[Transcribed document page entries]

++++

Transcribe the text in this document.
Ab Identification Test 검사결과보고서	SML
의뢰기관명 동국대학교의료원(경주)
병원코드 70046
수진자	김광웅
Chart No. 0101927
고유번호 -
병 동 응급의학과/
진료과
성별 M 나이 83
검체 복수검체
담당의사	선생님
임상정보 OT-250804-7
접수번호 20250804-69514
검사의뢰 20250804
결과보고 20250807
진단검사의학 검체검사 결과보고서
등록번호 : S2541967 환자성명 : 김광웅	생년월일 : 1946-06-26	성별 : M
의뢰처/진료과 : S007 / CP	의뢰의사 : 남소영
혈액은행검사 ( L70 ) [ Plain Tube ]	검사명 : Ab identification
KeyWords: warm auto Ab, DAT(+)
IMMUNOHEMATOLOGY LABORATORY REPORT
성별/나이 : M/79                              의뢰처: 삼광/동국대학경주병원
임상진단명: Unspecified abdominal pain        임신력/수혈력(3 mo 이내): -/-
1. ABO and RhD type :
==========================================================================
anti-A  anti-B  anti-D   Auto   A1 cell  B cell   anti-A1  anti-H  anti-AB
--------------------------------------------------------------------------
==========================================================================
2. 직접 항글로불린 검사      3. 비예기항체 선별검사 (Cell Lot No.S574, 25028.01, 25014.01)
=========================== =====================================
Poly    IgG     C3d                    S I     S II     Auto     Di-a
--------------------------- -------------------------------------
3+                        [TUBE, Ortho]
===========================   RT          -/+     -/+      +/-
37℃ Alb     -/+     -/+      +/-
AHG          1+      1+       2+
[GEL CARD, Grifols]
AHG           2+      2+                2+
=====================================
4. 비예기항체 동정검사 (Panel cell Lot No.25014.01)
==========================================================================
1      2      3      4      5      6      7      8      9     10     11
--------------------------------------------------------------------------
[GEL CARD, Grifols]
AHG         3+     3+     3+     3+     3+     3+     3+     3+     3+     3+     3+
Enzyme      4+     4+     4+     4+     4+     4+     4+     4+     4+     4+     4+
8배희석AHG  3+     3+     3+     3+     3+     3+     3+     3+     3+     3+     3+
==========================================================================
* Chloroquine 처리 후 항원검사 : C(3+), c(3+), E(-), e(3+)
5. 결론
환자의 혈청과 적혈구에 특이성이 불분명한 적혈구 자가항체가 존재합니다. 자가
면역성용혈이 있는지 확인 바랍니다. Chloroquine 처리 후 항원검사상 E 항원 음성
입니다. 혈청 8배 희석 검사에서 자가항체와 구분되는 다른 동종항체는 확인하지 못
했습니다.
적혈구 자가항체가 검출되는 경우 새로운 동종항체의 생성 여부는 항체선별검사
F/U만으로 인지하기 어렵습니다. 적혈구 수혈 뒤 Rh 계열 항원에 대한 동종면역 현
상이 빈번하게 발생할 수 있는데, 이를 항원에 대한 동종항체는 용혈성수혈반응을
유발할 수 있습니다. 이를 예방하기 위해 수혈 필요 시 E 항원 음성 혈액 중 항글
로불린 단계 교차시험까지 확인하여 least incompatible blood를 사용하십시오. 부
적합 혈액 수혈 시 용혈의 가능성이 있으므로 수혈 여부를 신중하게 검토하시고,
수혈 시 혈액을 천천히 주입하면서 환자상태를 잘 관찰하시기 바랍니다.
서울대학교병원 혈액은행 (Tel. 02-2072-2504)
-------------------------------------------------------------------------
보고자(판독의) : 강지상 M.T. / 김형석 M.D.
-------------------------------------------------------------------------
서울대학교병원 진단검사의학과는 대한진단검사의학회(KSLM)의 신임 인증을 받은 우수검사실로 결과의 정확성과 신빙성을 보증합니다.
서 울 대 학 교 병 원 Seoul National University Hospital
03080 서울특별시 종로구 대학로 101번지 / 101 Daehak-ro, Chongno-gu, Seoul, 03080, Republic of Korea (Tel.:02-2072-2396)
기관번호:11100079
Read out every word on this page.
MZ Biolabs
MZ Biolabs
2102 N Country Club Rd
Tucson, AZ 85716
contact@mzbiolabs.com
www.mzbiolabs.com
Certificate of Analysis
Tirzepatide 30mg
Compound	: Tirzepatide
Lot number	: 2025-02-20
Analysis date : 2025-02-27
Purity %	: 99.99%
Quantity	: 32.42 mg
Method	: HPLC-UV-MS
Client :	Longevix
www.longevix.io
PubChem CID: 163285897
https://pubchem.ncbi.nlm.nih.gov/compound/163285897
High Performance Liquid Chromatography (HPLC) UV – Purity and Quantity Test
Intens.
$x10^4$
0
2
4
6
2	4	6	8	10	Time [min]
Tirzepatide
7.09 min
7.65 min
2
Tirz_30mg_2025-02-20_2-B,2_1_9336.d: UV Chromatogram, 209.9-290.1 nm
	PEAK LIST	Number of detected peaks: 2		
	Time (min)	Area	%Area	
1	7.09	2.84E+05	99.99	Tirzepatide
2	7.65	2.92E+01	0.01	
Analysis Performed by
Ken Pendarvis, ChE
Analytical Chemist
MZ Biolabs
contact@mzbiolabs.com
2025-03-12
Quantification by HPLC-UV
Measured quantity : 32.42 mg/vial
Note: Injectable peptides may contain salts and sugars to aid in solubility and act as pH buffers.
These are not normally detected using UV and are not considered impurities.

++++

Retype each entry exactly, leaving none of them out.

Transcribe the text in this document.
Ab Identification Test 검사결과보고서	SML
의뢰기관명 동국대학교의료원(경주)
병원코드 70046
수진자	김광웅
Chart No. 0101927
고유번호 -
병 동 응급의학과/
진료과
성별 M 나이 83
검체 복수검체
담당의사	선생님
임상정보 OT-250804-7
접수번호 20250804-69514
검사의뢰 20250804
결과보고 20250807
진단검사의학 검체검사 결과보고서
등록번호 : S2541967 환자성명 : 김광웅	생년월일 : 1946-06-26	성별 : M
의뢰처/진료과 : S007 / CP	의뢰의사 : 남소영
혈액은행검사 ( L70 ) [ Plain Tube ]	검사명 : Ab identification
KeyWords: warm auto Ab, DAT(+)
IMMUNOHEMATOLOGY LABORATORY REPORT
성별/나이 : M/79                              의뢰처: 삼광/동국대학경주병원
임상진단명: Unspecified abdominal pain        임신력/수혈력(3 mo 이내): -/-
1. ABO and RhD type :
==========================================================================
anti-A  anti-B  anti-D   Auto   A1 cell  B cell   anti-A1  anti-H  anti-AB
--------------------------------------------------------------------------
==========================================================================
2. 직접 항글로불린 검사      3. 비예기항체 선별검사 (Cell Lot No.S574, 25028.01, 25014.01)
=========================== =====================================
Poly    IgG     C3d                    S I     S II     Auto     Di-a
--------------------------- -------------------------------------
3+                        [TUBE, Ortho]
===========================   RT          -/+     -/+      +/-
37℃ Alb     -/+     -/+      +/-
AHG          1+      1+       2+
[GEL CARD, Grifols]
AHG           2+      2+                2+
=====================================
4. 비예기항체 동정검사 (Panel cell Lot No.25014.01)
==========================================================================
1      2      3      4      5      6      7      8      9     10     11
--------------------------------------------------------------------------
[GEL CARD, Grifols]
AHG         3+     3+     3+     3+     3+     3+     3+     3+     3+     3+     3+
Enzyme      4+     4+     4+     4+     4+     4+     4+     4+     4+     4+     4+
8배희석AHG  3+     3+     3+     3+     3+     3+     3+     3+     3+     3+     3+
==========================================================================
* Chloroquine 처리 후 항원검사 : C(3+), c(3+), E(-), e(3+)
5. 결론
환자의 혈청과 적혈구에 특이성이 불분명한 적혈구 자가항체가 존재합니다. 자가
면역성용혈이 있는지 확인 바랍니다. Chloroquine 처리 후 항원검사상 E 항원 음성
입니다. 혈청 8배 희석 검사에서 자가항체와 구분되는 다른 동종항체는 확인하지 못
했습니다.
적혈구 자가항체가 검출되는 경우 새로운 동종항체의 생성 여부는 항체선별검사
F/U만으로 인지하기 어렵습니다. 적혈구 수혈 뒤 Rh 계열 항원에 대한 동종면역 현
상이 빈번하게 발생할 수 있는데, 이를 항원에 대한 동종항체는 용혈성수혈반응을
유발할 수 있습니다. 이를 예방하기 위해 수혈 필요 시 E 항원 음성 혈액 중 항글
로불린 단계 교차시험까지 확인하여 least incompatible blood를 사용하십시오. 부
적합 혈액 수혈 시 용혈의 가능성이 있으므로 수혈 여부를 신중하게 검토하시고,
수혈 시 혈액을 천천히 주입하면서 환자상태를 잘 관찰하시기 바랍니다.
서울대학교병원 혈액은행 (Tel. 02-2072-2504)
-------------------------------------------------------------------------
보고자(판독의) : 강지상 M.T. / 김형석 M.D.
-------------------------------------------------------------------------
서울대학교병원 진단검사의학과는 대한진단검사의학회(KSLM)의 신임 인증을 받은 우수검사실로 결과의 정확성과 신빙성을 보증합니다.
서 울 대 학 교 병 원 Seoul National University Hospital
03080 서울특별시 종로구 대학로 101번지 / 101 Daehak-ro, Chongno-gu, Seoul, 03080, Republic of Korea (Tel.:02-2072-2396)
기관번호:11100079
Read out every word on this page.
MZ Biolabs
MZ Biolabs
2102 N Country Club Rd
Tucson, AZ 85716
contact@mzbiolabs.com
www.mzbiolabs.com
Certificate of Analysis
Tirzepatide 30mg
Compound	: Tirzepatide
Lot number	: 2025-02-20
Analysis date : 2025-02-27
Purity %	: 99.99%
Quantity	: 32.42 mg
Method	: HPLC-UV-MS
Client :	Longevix
www.longevix.io
PubChem CID: 163285897
https://pubchem.ncbi.nlm.nih.gov/compound/163285897
High Performance Liquid Chromatography (HPLC) UV – Purity and Quantity Test
Intens.
$x10^4$
0
2
4
6
2	4	6	8	10	Time [min]
Tirzepatide
7.09 min
7.65 min
2
Tirz_30mg_2025-02-20_2-B,2_1_9336.d: UV Chromatogram, 209.9-290.1 nm
	PEAK LIST	Number of detected peaks: 2		
	Time (min)	Area	%Area	
1	7.09	2.84E+05	99.99	Tirzepatide
2	7.65	2.92E+01	0.01	
Analysis Performed by
Ken Pendarvis, ChE
Analytical Chemist
MZ Biolabs
contact@mzbiolabs.com
2025-03-12
Quantification by HPLC-UV
Measured quantity : 32.42 mg/vial
Note: Injectable peptides may contain salts and sugars to aid in solubility and act as pH buffers.
These are not normally detected using UV and are not considered impurities.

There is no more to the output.